▶ Task directions:
Check every line of the entries that follow, and copy the ones containing "challenge".

▶ Records to process:
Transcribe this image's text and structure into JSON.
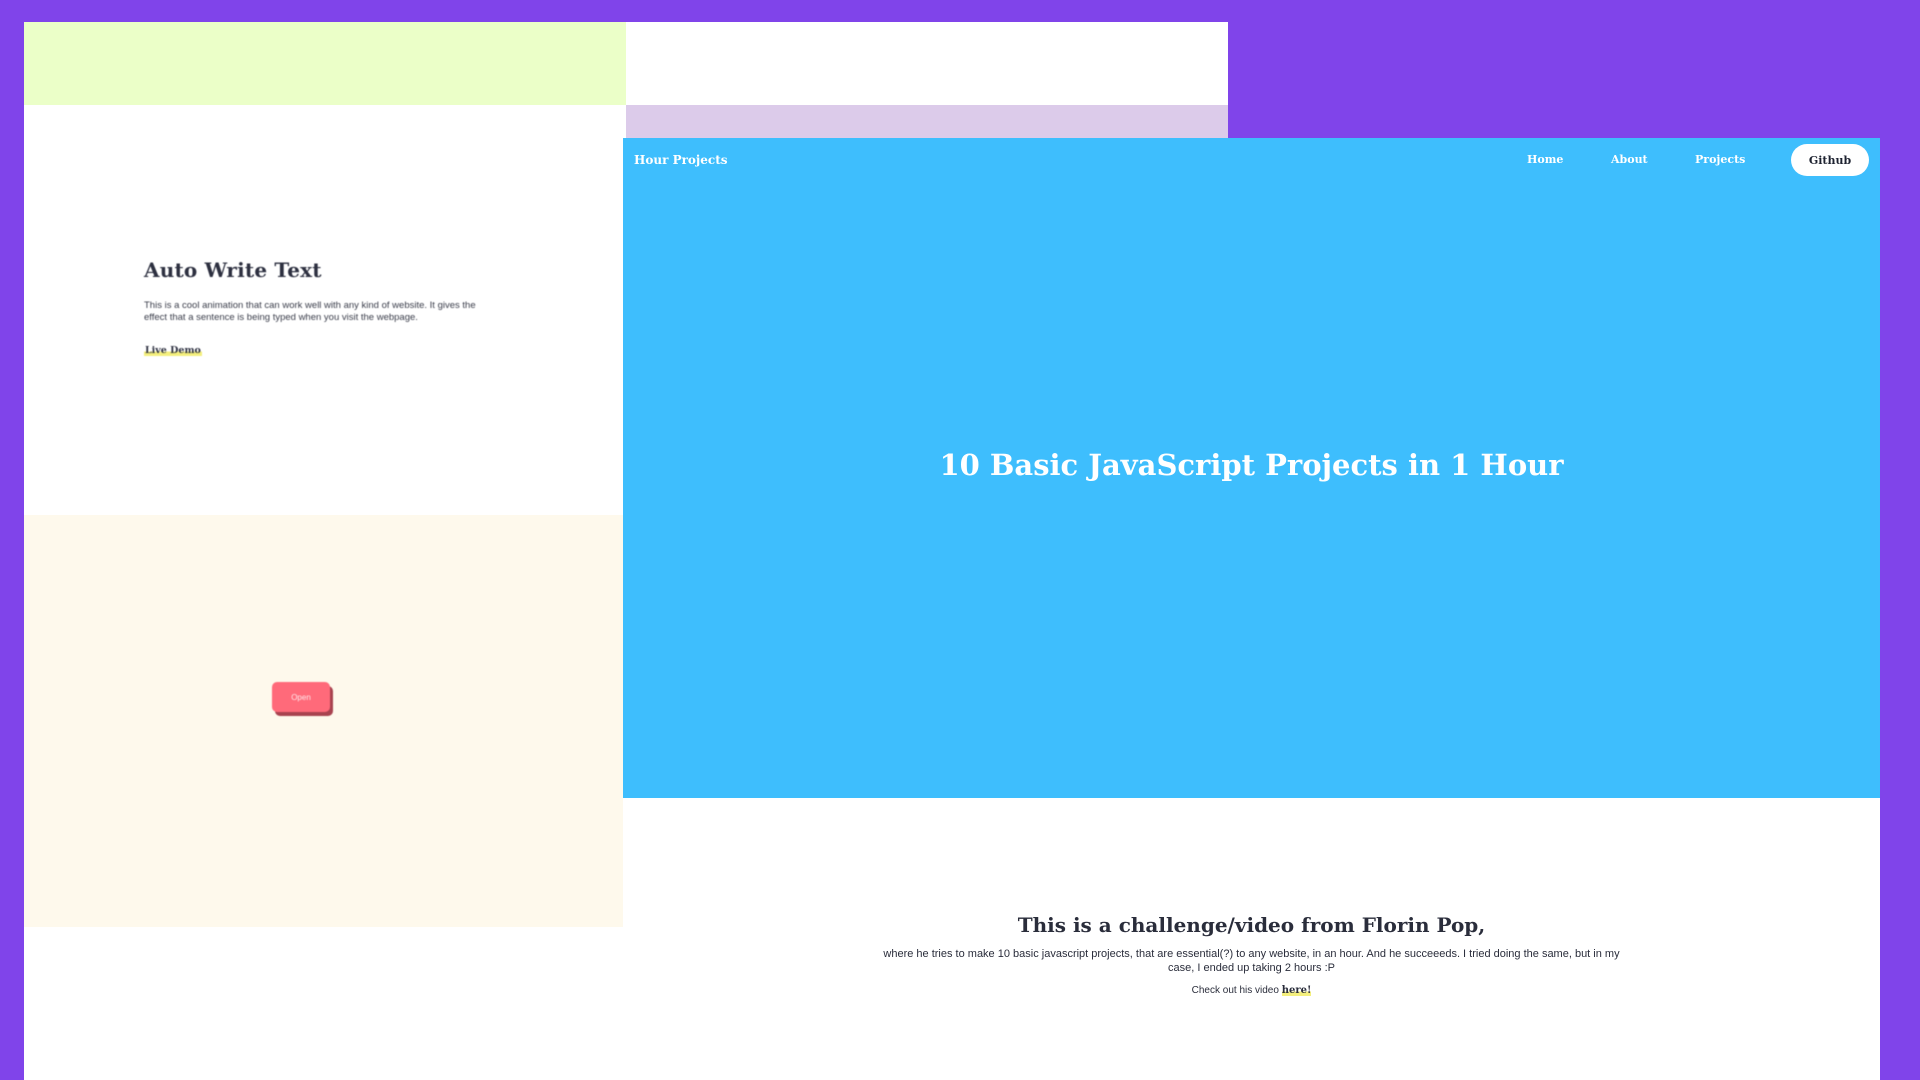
{
  "back_window": {
    "section_title": "Auto Write Text",
    "section_description": "This is a cool animation that can work well with any kind of website. It gives the effect that a sentence is being typed when you visit the webpage.",
    "live_demo_label": "Live Demo",
    "open_button_label": "Open"
  },
  "front_window": {
    "brand": "Hour Projects",
    "nav": {
      "home": "Home",
      "about": "About",
      "projects": "Projects",
      "github": "Github"
    },
    "hero_title": "10 Basic JavaScript Projects in 1 Hour",
    "challenge": {
      "title": "This is a challenge/video from Florin Pop,",
      "description": "where he tries to make 10 basic javascript projects, that are essential(?) to any website, in an hour. And he succeeeds. I tried doing the same, but in my case, I ended up taking 2 hours :P",
      "check_prefix": "Check out his video ",
      "here_link": "here!"
    }
  },
  "colors": {
    "background": "#8044ea",
    "hero": "#3ebefd",
    "lime_panel": "#ebffc8",
    "lilac_panel": "#dccbea",
    "cream_panel": "#fef9ec",
    "open_button": "#ff6a7a",
    "highlight": "#f4ef7d"
  }
}
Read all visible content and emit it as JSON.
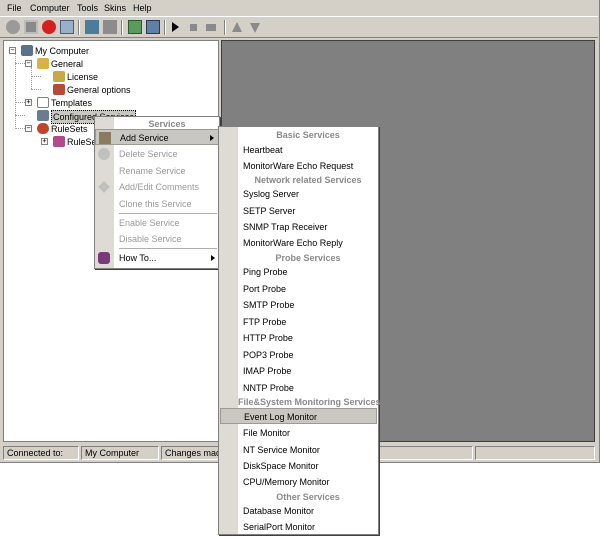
{
  "menubar": {
    "file": "File",
    "computer": "Computer",
    "tools": "Tools",
    "skins": "Skins",
    "help": "Help"
  },
  "toolbar": {
    "icons": [
      "check-icon",
      "save-icon",
      "stop-icon",
      "search-icon",
      "network-icon",
      "grid-icon",
      "refresh-icon",
      "report-icon",
      "play-icon",
      "stop-square-icon",
      "step-icon",
      "up-arrow-icon",
      "down-arrow-icon"
    ]
  },
  "tree": {
    "my_computer": "My Computer",
    "general": "General",
    "license": "License",
    "general_options": "General options",
    "templates": "Templates",
    "configured_services": "Configured Services",
    "rulesets": "RuleSets",
    "ruleset_child": "RuleSet"
  },
  "context_menu": {
    "header": "Services",
    "add_service": "Add Service",
    "delete_service": "Delete Service",
    "rename_service": "Rename Service",
    "add_edit_comments": "Add/Edit Comments",
    "clone_service": "Clone this Service",
    "enable_service": "Enable Service",
    "disable_service": "Disable Service",
    "how_to": "How To..."
  },
  "submenu": {
    "basic_header": "Basic Services",
    "heartbeat": "Heartbeat",
    "echo_request": "MonitorWare Echo Request",
    "network_header": "Network related Services",
    "syslog": "Syslog Server",
    "setp": "SETP Server",
    "snmp": "SNMP Trap Receiver",
    "echo_reply": "MonitorWare Echo Reply",
    "probe_header": "Probe Services",
    "ping": "Ping Probe",
    "port": "Port Probe",
    "smtp": "SMTP Probe",
    "ftp": "FTP Probe",
    "http": "HTTP Probe",
    "pop3": "POP3 Probe",
    "imap": "IMAP Probe",
    "nntp": "NNTP Probe",
    "filesystem_header": "File&System Monitoring Services",
    "eventlog": "Event Log Monitor",
    "file": "File Monitor",
    "ntservice": "NT Service Monitor",
    "diskspace": "DiskSpace Monitor",
    "cpu": "CPU/Memory Monitor",
    "other_header": "Other Services",
    "database": "Database Monitor",
    "serialport": "SerialPort Monitor"
  },
  "status": {
    "connected_label": "Connected to:",
    "computer": "My Computer",
    "changes": "Changes made"
  },
  "colors": {
    "chrome": "#d4d0c8",
    "workspace": "#808080",
    "menu_bg": "#ffffff",
    "menu_strip": "#dedbd5",
    "disabled_text": "#9a9a9a"
  }
}
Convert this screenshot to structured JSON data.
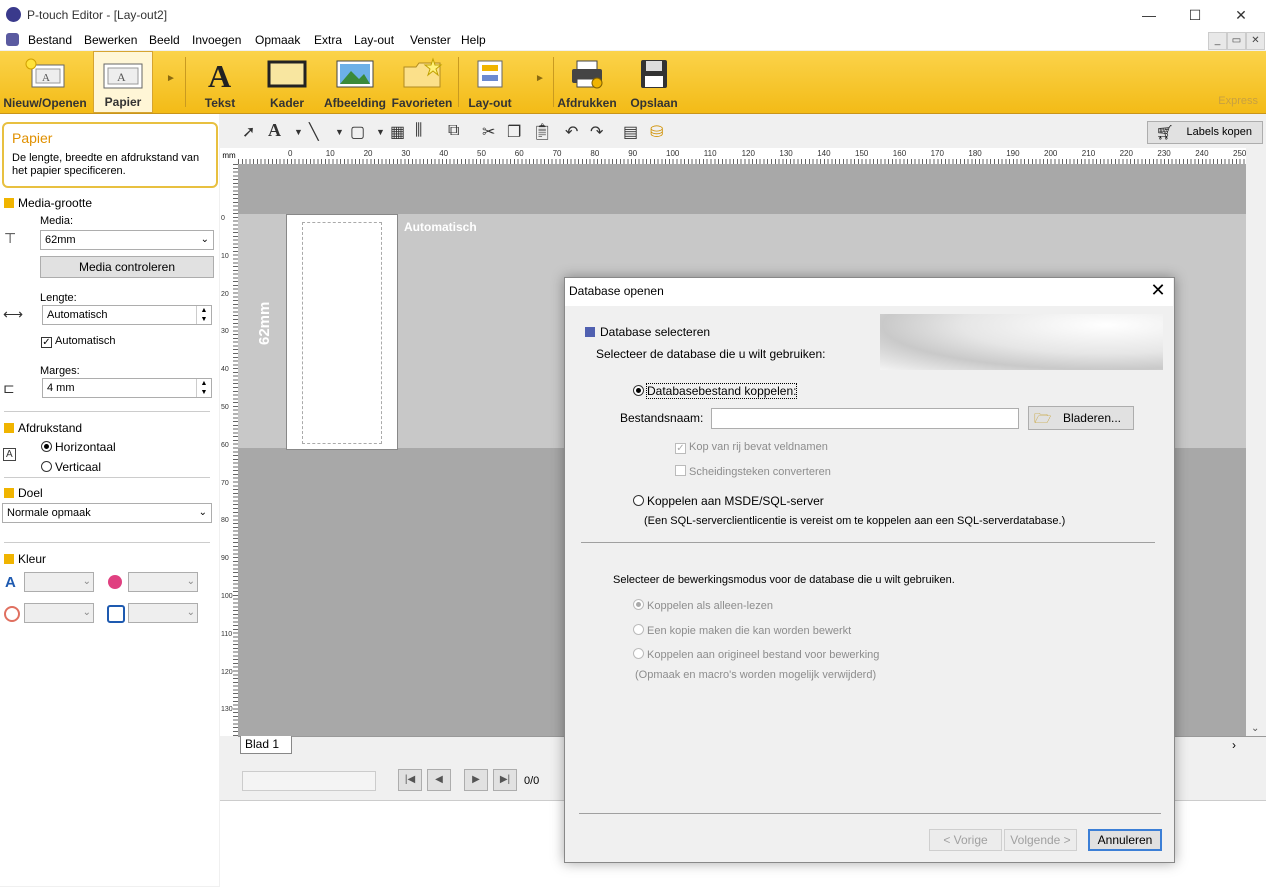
{
  "window": {
    "title": "P-touch Editor - [Lay-out2]",
    "minimize": "—",
    "maximize": "☐",
    "close": "✕",
    "mdi_min": "_",
    "mdi_restore": "▭",
    "mdi_close": "✕"
  },
  "menu": [
    "Bestand",
    "Bewerken",
    "Beeld",
    "Invoegen",
    "Opmaak",
    "Extra",
    "Lay-out",
    "Venster",
    "Help"
  ],
  "ribbon": {
    "new_open": "Nieuw/Openen",
    "paper": "Papier",
    "text": "Tekst",
    "frame": "Kader",
    "image": "Afbeelding",
    "favorites": "Favorieten",
    "layout": "Lay-out",
    "print": "Afdrukken",
    "save": "Opslaan",
    "brand": "Express"
  },
  "toolbar": {
    "buy_labels": "Labels kopen"
  },
  "left_panel": {
    "title": "Papier",
    "description": "De lengte, breedte en afdrukstand van het papier specificeren.",
    "media_size_header": "Media-grootte",
    "media_label": "Media:",
    "media_value": "62mm",
    "check_media_button": "Media controleren",
    "length_label": "Lengte:",
    "length_value": "Automatisch",
    "auto_checkbox": "Automatisch",
    "margins_label": "Marges:",
    "margins_value": "4 mm",
    "orientation_header": "Afdrukstand",
    "horizontal": "Horizontaal",
    "vertical": "Verticaal",
    "target_header": "Doel",
    "target_value": "Normale opmaak",
    "color_header": "Kleur"
  },
  "canvas": {
    "ruler_unit": "mm",
    "auto_label": "Automatisch",
    "width_label": "62mm",
    "sheet_tab": "Blad 1"
  },
  "ruler_h": [
    "0",
    "10",
    "20",
    "30",
    "40",
    "50",
    "60",
    "70",
    "80",
    "90",
    "100",
    "110",
    "120",
    "130",
    "140",
    "150",
    "160",
    "170",
    "180",
    "190",
    "200",
    "210",
    "220",
    "230",
    "240",
    "250"
  ],
  "ruler_v": [
    "0",
    "10",
    "20",
    "30",
    "40",
    "50",
    "60",
    "70",
    "80",
    "90",
    "100",
    "110",
    "120",
    "130"
  ],
  "bottom_panel": {
    "record_count": "0/0"
  },
  "dialog": {
    "title": "Database openen",
    "close": "✕",
    "section_header": "Database selecteren",
    "select_prompt": "Selecteer de database die u wilt gebruiken:",
    "option_file": "Databasebestand koppelen:",
    "filename_label": "Bestandsnaam:",
    "filename_value": "",
    "browse_button": "Bladeren...",
    "header_row_checkbox": "Kop van rij bevat veldnamen",
    "convert_separator_checkbox": "Scheidingsteken converteren",
    "option_sql": "Koppelen aan MSDE/SQL-server",
    "sql_note": "(Een SQL-serverclientlicentie is vereist om te koppelen aan een SQL-serverdatabase.)",
    "edit_mode_prompt": "Selecteer de bewerkingsmodus voor de database die u wilt gebruiken.",
    "mode_readonly": "Koppelen als alleen-lezen",
    "mode_copy": "Een kopie maken die kan worden bewerkt",
    "mode_original": "Koppelen aan origineel bestand voor bewerking",
    "mode_note": "(Opmaak en macro's worden mogelijk verwijderd)",
    "prev_button": "< Vorige",
    "next_button": "Volgende >",
    "cancel_button": "Annuleren"
  },
  "colors": {
    "ribbon": "#f3bb17",
    "accent": "#f0b400",
    "dialog_header_square": "#5060b0"
  }
}
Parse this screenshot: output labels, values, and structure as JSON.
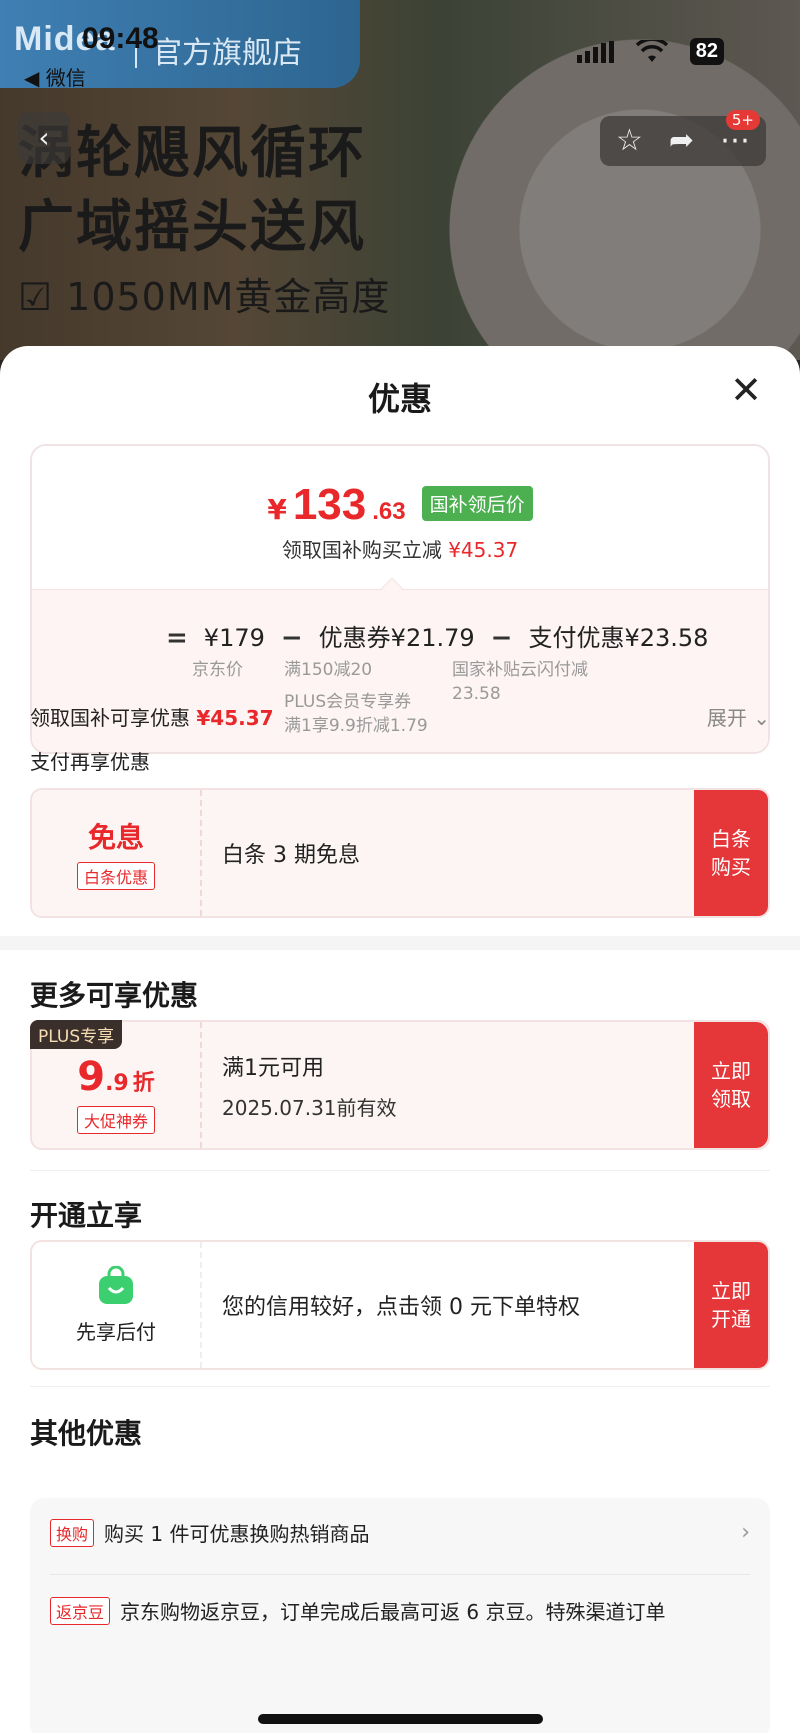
{
  "status_bar": {
    "time": "09:48",
    "back_app": "◀ 微信",
    "battery": "82"
  },
  "store": {
    "logo": "Midea",
    "name": "官方旗舰店"
  },
  "hero": {
    "line1": "涡轮飓风循环",
    "line2": "广域摇头送风",
    "line3": "☑ 1050MM黄金高度"
  },
  "top_actions": {
    "badge": "5+",
    "star_icon": "star-icon",
    "share_icon": "share-icon",
    "more_icon": "more-icon"
  },
  "sheet": {
    "title": "优惠",
    "close": "✕"
  },
  "price_card": {
    "yen": "¥",
    "price_int": "133",
    "price_dec": ".63",
    "tag": "国补领后价",
    "subtitle_prefix": "领取国补购买立减",
    "subtitle_amount": "¥45.37",
    "calc": {
      "eq": "=",
      "jd_price": "¥179",
      "minus1": "−",
      "coupon": "优惠券¥21.79",
      "minus2": "−",
      "pay": "支付优惠¥23.58",
      "jd_price_label": "京东价",
      "coupon_note1": "满150减20",
      "coupon_note2": "PLUS会员专享券",
      "coupon_note3": "满1享9.9折减1.79",
      "pay_note1": "国家补贴云闪付减",
      "pay_note2": "23.58"
    }
  },
  "subsidy_row": {
    "label": "领取国补可享优惠",
    "amount": "¥45.37",
    "expand": "展开 ⌄"
  },
  "pay_section": {
    "title": "支付再享优惠",
    "card": {
      "left_big": "免息",
      "left_chip": "白条优惠",
      "mid_text": "白条 3 期免息",
      "btn_line1": "白条",
      "btn_line2": "购买"
    }
  },
  "more_section": {
    "title": "更多可享优惠",
    "plus_tag": "PLUS专享",
    "discount_big": "9",
    "discount_small": ".9",
    "discount_unit": "折",
    "chip": "大促神券",
    "line1": "满1元可用",
    "line2": "2025.07.31前有效",
    "btn_line1": "立即",
    "btn_line2": "领取"
  },
  "open_section": {
    "title": "开通立享",
    "left_label": "先享后付",
    "mid_text": "您的信用较好，点击领 0 元下单特权",
    "btn_line1": "立即",
    "btn_line2": "开通"
  },
  "other_section": {
    "title": "其他优惠",
    "items": [
      {
        "tag": "换购",
        "text": "购买 1 件可优惠换购热销商品"
      },
      {
        "tag": "返京豆",
        "text": "京东购物返京豆，订单完成后最高可返 6 京豆。特殊渠道订单"
      }
    ]
  },
  "colors": {
    "accent_red": "#e5373a",
    "green_tag": "#4caf50"
  }
}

▶ The completed task:
    "challenge": {
      "title": "This is a challenge/video from Florin Pop,",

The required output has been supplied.